Render every entry exactly as it appears.

<<<<

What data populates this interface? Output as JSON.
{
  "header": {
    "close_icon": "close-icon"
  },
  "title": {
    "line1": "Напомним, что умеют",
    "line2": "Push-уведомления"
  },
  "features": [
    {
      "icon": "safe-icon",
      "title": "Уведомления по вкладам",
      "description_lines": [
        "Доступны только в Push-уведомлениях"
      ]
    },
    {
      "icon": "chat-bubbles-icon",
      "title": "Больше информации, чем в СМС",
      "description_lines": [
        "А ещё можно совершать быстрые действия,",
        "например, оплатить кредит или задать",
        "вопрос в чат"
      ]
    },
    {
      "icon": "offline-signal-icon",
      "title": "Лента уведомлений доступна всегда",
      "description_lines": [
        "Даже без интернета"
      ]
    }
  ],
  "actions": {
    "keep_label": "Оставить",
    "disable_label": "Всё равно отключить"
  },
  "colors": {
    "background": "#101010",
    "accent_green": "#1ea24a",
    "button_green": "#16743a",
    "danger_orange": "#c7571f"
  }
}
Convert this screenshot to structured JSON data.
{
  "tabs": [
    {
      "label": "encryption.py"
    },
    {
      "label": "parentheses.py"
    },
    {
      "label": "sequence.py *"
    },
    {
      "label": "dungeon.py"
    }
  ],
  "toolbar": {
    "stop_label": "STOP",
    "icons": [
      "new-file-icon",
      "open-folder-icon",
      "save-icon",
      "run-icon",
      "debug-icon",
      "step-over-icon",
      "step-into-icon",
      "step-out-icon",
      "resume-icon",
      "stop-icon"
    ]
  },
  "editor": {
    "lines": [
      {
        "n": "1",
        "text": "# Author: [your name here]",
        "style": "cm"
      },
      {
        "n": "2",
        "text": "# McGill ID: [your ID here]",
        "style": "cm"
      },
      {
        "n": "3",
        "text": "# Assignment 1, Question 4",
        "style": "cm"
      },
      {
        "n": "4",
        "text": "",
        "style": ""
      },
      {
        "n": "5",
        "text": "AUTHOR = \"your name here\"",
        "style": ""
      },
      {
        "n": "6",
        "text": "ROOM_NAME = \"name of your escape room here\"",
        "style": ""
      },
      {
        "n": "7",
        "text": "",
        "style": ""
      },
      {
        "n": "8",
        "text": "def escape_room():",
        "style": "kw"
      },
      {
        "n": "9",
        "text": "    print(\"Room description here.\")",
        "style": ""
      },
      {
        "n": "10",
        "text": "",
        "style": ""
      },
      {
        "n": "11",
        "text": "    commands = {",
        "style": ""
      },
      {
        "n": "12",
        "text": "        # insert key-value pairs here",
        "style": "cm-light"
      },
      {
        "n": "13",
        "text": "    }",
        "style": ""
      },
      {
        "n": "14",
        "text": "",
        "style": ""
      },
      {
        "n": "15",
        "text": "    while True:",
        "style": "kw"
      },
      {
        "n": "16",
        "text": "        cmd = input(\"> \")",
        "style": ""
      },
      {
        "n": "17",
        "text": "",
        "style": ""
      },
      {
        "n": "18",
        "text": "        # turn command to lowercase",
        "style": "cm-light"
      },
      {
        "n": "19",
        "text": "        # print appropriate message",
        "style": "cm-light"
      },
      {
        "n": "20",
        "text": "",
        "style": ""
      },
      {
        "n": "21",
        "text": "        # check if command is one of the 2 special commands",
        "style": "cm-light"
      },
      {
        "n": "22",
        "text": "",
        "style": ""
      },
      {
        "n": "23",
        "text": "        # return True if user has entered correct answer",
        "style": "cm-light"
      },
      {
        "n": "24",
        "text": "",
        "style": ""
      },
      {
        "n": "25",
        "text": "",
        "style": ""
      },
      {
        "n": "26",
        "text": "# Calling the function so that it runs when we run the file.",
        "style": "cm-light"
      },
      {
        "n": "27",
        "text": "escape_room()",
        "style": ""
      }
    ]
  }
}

>>>>

_Answer to this task_:
What data populates this interface? Output as JSON.
{
  "header": {
    "close_icon": "close-icon"
  },
  "title": {
    "line1": "Напомним, что умеют",
    "line2": "Push-уведомления"
  },
  "features": [
    {
      "icon": "safe-icon",
      "title": "Уведомления по вкладам",
      "description_lines": [
        "Доступны только в Push-уведомлениях"
      ]
    },
    {
      "icon": "chat-bubbles-icon",
      "title": "Больше информации, чем в СМС",
      "description_lines": [
        "А ещё можно совершать быстрые действия,",
        "например, оплатить кредит или задать",
        "вопрос в чат"
      ]
    },
    {
      "icon": "offline-signal-icon",
      "title": "Лента уведомлений доступна всегда",
      "description_lines": [
        "Даже без интернета"
      ]
    }
  ],
  "actions": {
    "keep_label": "Оставить",
    "disable_label": "Всё равно отключить"
  },
  "colors": {
    "background": "#101010",
    "accent_green": "#1ea24a",
    "button_green": "#16743a",
    "danger_orange": "#c7571f"
  }
}
Convert this screenshot to structured JSON data.
{
  "tabs": [
    {
      "label": "encryption.py"
    },
    {
      "label": "parentheses.py"
    },
    {
      "label": "sequence.py *"
    },
    {
      "label": "dungeon.py"
    }
  ],
  "toolbar": {
    "stop_label": "STOP",
    "icons": [
      "new-file-icon",
      "open-folder-icon",
      "save-icon",
      "run-icon",
      "debug-icon",
      "step-over-icon",
      "step-into-icon",
      "step-out-icon",
      "resume-icon",
      "stop-icon"
    ]
  },
  "editor": {
    "lines": [
      {
        "n": "1",
        "text": "# Author: [your name here]",
        "style": "cm"
      },
      {
        "n": "2",
        "text": "# McGill ID: [your ID here]",
        "style": "cm"
      },
      {
        "n": "3",
        "text": "# Assignment 1, Question 4",
        "style": "cm"
      },
      {
        "n": "4",
        "text": "",
        "style": ""
      },
      {
        "n": "5",
        "text": "AUTHOR = \"your name here\"",
        "style": ""
      },
      {
        "n": "6",
        "text": "ROOM_NAME = \"name of your escape room here\"",
        "style": ""
      },
      {
        "n": "7",
        "text": "",
        "style": ""
      },
      {
        "n": "8",
        "text": "def escape_room():",
        "style": "kw"
      },
      {
        "n": "9",
        "text": "    print(\"Room description here.\")",
        "style": ""
      },
      {
        "n": "10",
        "text": "",
        "style": ""
      },
      {
        "n": "11",
        "text": "    commands = {",
        "style": ""
      },
      {
        "n": "12",
        "text": "        # insert key-value pairs here",
        "style": "cm-light"
      },
      {
        "n": "13",
        "text": "    }",
        "style": ""
      },
      {
        "n": "14",
        "text": "",
        "style": ""
      },
      {
        "n": "15",
        "text": "    while True:",
        "style": "kw"
      },
      {
        "n": "16",
        "text": "        cmd = input(\"> \")",
        "style": ""
      },
      {
        "n": "17",
        "text": "",
        "style": ""
      },
      {
        "n": "18",
        "text": "        # turn command to lowercase",
        "style": "cm-light"
      },
      {
        "n": "19",
        "text": "        # print appropriate message",
        "style": "cm-light"
      },
      {
        "n": "20",
        "text": "",
        "style": ""
      },
      {
        "n": "21",
        "text": "        # check if command is one of the 2 special commands",
        "style": "cm-light"
      },
      {
        "n": "22",
        "text": "",
        "style": ""
      },
      {
        "n": "23",
        "text": "        # return True if user has entered correct answer",
        "style": "cm-light"
      },
      {
        "n": "24",
        "text": "",
        "style": ""
      },
      {
        "n": "25",
        "text": "",
        "style": ""
      },
      {
        "n": "26",
        "text": "# Calling the function so that it runs when we run the file.",
        "style": "cm-light"
      },
      {
        "n": "27",
        "text": "escape_room()",
        "style": ""
      }
    ]
  }
}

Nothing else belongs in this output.